Your task
Print out every record exactly as it appears.

Extracted records
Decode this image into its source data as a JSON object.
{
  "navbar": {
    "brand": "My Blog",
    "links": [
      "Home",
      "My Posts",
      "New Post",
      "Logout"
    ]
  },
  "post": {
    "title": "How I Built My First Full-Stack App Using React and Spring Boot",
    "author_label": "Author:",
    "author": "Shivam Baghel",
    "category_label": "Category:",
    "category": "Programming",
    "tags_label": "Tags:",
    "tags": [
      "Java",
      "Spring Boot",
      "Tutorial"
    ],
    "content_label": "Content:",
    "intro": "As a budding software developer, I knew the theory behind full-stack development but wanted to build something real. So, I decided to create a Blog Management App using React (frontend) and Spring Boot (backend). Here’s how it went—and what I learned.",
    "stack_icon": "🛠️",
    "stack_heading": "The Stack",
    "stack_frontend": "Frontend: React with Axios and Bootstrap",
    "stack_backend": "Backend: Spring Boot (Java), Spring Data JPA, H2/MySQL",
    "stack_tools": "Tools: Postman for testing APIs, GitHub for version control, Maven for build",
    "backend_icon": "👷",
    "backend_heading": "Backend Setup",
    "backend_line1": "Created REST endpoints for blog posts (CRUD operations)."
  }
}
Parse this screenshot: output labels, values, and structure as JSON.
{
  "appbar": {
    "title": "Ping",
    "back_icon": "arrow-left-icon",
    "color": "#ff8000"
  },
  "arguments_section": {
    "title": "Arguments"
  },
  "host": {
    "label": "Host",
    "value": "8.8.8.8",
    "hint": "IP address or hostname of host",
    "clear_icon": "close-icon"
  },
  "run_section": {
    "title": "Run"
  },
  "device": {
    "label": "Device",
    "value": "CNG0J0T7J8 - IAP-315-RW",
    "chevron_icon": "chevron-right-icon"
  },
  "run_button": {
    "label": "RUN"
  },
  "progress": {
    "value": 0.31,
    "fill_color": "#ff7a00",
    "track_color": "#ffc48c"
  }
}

Written solution
Decode this image into its source data as a JSON object.
{
  "navbar": {
    "brand": "My Blog",
    "links": [
      "Home",
      "My Posts",
      "New Post",
      "Logout"
    ]
  },
  "post": {
    "title": "How I Built My First Full-Stack App Using React and Spring Boot",
    "author_label": "Author:",
    "author": "Shivam Baghel",
    "category_label": "Category:",
    "category": "Programming",
    "tags_label": "Tags:",
    "tags": [
      "Java",
      "Spring Boot",
      "Tutorial"
    ],
    "content_label": "Content:",
    "intro": "As a budding software developer, I knew the theory behind full-stack development but wanted to build something real. So, I decided to create a Blog Management App using React (frontend) and Spring Boot (backend). Here’s how it went—and what I learned.",
    "stack_icon": "🛠️",
    "stack_heading": "The Stack",
    "stack_frontend": "Frontend: React with Axios and Bootstrap",
    "stack_backend": "Backend: Spring Boot (Java), Spring Data JPA, H2/MySQL",
    "stack_tools": "Tools: Postman for testing APIs, GitHub for version control, Maven for build",
    "backend_icon": "👷",
    "backend_heading": "Backend Setup",
    "backend_line1": "Created REST endpoints for blog posts (CRUD operations)."
  }
}
Parse this screenshot: output labels, values, and structure as JSON.
{
  "appbar": {
    "title": "Ping",
    "back_icon": "arrow-left-icon",
    "color": "#ff8000"
  },
  "arguments_section": {
    "title": "Arguments"
  },
  "host": {
    "label": "Host",
    "value": "8.8.8.8",
    "hint": "IP address or hostname of host",
    "clear_icon": "close-icon"
  },
  "run_section": {
    "title": "Run"
  },
  "device": {
    "label": "Device",
    "value": "CNG0J0T7J8 - IAP-315-RW",
    "chevron_icon": "chevron-right-icon"
  },
  "run_button": {
    "label": "RUN"
  },
  "progress": {
    "value": 0.31,
    "fill_color": "#ff7a00",
    "track_color": "#ffc48c"
  }
}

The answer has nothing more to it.